• **CHALLENGE**: From the line containing "What data populates" to the end of the listing, write out every line exactly; leave out everything else.
___ DATA TO USE ___
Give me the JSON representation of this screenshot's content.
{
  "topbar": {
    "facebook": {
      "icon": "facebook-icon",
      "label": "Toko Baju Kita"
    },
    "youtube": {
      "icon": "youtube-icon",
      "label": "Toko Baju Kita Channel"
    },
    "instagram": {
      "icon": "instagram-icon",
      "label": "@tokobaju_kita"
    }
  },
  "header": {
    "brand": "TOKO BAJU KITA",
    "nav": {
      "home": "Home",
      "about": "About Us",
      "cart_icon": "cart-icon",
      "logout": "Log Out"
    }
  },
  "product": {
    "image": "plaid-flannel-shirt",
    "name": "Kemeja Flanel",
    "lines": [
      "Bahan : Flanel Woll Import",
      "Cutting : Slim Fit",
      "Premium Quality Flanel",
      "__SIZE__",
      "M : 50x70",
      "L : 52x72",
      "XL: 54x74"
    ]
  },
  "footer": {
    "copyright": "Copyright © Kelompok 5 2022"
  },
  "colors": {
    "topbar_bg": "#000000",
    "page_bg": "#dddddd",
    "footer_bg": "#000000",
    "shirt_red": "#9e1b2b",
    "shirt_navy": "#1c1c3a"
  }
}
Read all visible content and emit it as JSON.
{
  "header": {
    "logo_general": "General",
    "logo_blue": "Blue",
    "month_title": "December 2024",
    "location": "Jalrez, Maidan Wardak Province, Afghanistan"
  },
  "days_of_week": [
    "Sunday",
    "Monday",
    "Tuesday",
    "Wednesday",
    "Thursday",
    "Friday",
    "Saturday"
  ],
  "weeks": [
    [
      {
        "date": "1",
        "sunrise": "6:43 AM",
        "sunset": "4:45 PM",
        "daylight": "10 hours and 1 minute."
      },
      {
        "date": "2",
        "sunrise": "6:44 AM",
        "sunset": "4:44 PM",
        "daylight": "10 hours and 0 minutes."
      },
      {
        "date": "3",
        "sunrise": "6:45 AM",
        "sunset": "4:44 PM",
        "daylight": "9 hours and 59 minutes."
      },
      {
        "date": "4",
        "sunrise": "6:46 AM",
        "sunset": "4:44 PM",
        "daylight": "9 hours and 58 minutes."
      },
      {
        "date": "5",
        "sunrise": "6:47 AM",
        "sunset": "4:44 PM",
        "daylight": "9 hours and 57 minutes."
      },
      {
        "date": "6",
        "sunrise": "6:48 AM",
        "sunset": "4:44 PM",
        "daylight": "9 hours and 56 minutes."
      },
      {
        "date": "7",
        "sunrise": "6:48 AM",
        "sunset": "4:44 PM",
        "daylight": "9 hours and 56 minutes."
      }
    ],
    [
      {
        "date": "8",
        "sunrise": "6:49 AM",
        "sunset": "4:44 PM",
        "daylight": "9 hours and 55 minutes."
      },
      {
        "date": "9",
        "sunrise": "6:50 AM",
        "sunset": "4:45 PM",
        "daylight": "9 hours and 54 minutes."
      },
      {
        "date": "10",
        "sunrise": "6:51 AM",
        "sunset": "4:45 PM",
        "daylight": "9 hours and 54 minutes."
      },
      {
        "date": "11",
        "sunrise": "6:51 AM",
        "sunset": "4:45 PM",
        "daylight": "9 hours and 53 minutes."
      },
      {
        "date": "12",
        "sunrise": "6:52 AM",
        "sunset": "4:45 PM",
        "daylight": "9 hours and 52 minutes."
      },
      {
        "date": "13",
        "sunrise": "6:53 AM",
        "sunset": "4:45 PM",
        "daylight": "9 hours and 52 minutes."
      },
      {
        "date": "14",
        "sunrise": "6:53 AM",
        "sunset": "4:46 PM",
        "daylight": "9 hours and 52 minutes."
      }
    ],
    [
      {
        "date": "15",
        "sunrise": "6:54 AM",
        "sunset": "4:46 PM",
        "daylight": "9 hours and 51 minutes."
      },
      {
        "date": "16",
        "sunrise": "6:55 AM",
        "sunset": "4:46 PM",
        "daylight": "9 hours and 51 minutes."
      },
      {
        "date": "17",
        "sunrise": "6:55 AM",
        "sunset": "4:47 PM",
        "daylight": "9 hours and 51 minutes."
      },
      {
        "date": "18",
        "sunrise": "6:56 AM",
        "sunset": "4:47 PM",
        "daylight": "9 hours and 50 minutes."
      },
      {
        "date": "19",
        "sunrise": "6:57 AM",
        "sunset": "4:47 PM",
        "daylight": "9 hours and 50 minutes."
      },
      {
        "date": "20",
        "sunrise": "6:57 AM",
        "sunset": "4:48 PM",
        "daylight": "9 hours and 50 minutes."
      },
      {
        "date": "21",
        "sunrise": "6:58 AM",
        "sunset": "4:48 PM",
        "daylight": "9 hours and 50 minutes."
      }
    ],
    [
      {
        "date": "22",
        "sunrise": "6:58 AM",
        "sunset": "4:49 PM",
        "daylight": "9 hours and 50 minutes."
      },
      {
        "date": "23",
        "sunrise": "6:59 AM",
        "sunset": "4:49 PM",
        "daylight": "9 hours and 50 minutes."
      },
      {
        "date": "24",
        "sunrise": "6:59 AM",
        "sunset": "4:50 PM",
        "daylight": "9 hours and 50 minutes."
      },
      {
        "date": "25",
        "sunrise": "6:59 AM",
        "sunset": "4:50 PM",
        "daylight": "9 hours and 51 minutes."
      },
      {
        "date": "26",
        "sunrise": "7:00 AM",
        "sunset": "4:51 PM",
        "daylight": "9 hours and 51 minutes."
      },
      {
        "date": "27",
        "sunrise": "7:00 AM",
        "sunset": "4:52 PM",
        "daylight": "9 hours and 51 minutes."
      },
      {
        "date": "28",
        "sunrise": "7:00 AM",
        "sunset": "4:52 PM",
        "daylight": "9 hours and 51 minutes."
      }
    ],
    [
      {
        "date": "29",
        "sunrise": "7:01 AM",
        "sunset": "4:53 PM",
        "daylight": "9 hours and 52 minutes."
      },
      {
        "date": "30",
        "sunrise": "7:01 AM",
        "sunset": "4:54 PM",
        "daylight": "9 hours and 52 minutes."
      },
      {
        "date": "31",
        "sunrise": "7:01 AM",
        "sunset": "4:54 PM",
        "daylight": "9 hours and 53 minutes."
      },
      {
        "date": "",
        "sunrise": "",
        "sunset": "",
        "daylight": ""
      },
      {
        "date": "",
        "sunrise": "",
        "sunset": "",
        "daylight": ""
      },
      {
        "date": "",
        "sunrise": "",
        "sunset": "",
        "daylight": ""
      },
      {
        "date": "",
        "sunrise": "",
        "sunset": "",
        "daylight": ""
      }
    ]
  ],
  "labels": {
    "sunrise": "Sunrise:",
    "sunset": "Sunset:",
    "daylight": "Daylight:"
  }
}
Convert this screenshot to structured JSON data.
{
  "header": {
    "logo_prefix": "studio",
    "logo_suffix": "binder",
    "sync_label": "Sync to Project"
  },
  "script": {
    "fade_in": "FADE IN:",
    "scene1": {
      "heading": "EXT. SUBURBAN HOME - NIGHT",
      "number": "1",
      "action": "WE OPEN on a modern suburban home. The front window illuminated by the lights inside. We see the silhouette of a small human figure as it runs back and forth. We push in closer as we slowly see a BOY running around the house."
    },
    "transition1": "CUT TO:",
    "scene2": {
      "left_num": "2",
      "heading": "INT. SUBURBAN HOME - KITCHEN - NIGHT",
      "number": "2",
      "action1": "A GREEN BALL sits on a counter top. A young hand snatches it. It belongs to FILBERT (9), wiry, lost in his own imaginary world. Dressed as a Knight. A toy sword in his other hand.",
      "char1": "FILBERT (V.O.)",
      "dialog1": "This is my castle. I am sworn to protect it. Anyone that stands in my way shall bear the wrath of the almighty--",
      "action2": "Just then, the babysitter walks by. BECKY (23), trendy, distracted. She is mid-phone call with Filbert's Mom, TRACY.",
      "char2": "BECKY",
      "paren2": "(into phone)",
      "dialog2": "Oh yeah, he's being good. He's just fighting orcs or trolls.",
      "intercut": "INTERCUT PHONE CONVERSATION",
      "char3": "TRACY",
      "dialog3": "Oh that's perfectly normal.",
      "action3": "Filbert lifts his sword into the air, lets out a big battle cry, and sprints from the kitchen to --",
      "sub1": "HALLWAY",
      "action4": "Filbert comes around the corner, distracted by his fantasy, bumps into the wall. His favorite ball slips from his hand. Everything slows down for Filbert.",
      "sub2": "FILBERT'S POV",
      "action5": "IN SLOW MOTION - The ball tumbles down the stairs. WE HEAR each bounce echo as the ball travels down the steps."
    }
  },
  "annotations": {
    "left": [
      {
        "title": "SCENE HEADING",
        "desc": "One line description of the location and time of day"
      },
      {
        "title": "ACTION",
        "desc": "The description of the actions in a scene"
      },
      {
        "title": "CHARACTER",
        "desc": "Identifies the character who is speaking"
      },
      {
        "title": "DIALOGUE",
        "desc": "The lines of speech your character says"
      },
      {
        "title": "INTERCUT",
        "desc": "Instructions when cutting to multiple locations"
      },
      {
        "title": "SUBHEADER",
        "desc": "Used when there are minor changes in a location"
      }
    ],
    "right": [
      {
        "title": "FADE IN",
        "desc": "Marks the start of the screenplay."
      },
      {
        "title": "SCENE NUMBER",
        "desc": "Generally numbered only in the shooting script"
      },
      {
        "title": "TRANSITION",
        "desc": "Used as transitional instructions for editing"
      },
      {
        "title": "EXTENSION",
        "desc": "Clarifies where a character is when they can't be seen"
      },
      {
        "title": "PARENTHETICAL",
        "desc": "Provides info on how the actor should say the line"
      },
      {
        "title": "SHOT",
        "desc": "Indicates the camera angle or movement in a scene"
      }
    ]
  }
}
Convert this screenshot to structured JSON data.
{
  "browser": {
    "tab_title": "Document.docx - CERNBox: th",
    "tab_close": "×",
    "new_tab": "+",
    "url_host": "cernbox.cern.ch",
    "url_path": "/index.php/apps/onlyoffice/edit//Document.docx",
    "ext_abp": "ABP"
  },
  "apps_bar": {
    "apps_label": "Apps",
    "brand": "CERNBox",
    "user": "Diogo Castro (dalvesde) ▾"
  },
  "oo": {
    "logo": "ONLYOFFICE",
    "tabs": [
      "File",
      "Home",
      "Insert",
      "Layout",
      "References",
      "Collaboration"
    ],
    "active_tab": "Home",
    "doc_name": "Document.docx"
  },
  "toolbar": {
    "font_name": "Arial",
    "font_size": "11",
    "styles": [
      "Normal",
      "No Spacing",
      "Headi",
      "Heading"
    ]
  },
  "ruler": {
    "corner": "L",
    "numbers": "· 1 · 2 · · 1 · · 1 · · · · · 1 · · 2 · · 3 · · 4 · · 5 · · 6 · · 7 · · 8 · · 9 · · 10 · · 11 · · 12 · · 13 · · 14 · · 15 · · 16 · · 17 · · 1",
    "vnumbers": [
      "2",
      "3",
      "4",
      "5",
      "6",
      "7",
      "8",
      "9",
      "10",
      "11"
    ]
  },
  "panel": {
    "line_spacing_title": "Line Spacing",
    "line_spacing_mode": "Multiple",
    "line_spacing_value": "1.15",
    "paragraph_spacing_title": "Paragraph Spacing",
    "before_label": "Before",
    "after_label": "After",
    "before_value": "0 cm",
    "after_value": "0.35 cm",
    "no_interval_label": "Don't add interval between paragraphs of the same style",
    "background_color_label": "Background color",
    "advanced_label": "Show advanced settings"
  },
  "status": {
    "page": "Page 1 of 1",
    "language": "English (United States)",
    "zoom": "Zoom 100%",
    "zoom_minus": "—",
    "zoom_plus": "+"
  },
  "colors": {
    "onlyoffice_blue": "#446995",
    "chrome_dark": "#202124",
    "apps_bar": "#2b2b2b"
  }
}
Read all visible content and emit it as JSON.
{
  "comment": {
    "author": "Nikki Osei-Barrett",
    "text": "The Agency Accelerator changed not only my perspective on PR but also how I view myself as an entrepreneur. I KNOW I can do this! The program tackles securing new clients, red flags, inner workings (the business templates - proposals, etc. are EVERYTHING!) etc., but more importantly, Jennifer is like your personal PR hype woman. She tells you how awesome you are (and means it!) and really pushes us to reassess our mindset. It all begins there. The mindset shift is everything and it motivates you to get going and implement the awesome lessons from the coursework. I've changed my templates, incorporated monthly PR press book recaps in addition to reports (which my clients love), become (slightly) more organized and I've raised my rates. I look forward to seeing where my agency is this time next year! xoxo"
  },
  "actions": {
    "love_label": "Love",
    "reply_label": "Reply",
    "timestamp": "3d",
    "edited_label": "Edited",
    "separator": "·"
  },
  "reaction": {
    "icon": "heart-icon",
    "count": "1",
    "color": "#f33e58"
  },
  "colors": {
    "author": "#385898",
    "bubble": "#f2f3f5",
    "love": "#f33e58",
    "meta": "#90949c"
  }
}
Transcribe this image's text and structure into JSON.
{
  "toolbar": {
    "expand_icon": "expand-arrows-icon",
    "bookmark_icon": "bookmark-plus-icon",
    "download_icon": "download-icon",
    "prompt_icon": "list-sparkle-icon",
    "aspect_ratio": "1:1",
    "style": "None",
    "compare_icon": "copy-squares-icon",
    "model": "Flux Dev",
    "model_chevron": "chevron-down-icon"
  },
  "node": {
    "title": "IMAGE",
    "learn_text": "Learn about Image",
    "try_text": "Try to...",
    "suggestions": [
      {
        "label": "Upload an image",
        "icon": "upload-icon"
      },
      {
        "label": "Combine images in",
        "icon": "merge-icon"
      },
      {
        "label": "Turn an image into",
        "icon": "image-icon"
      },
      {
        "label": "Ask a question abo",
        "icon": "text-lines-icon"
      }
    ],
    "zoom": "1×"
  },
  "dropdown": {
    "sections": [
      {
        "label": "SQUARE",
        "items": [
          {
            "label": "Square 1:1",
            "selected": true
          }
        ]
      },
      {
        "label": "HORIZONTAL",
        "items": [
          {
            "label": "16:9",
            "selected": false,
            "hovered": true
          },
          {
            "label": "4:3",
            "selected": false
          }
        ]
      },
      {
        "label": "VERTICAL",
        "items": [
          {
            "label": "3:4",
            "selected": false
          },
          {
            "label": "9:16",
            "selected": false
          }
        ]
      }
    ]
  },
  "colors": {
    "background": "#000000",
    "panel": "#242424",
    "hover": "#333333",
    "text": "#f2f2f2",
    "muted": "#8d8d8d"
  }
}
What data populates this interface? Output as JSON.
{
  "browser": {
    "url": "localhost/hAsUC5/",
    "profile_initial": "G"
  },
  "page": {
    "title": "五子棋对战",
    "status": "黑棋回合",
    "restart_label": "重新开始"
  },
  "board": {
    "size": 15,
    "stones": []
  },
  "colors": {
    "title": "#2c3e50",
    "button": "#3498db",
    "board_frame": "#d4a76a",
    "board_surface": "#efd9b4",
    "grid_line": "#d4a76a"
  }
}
___
• **RESULT BELOW**:
What data populates this interface? Output as JSON.
{
  "browser": {
    "url": "localhost/hAsUC5/",
    "profile_initial": "G"
  },
  "page": {
    "title": "五子棋对战",
    "status": "黑棋回合",
    "restart_label": "重新开始"
  },
  "board": {
    "size": 15,
    "stones": []
  },
  "colors": {
    "title": "#2c3e50",
    "button": "#3498db",
    "board_frame": "#d4a76a",
    "board_surface": "#efd9b4",
    "grid_line": "#d4a76a"
  }
}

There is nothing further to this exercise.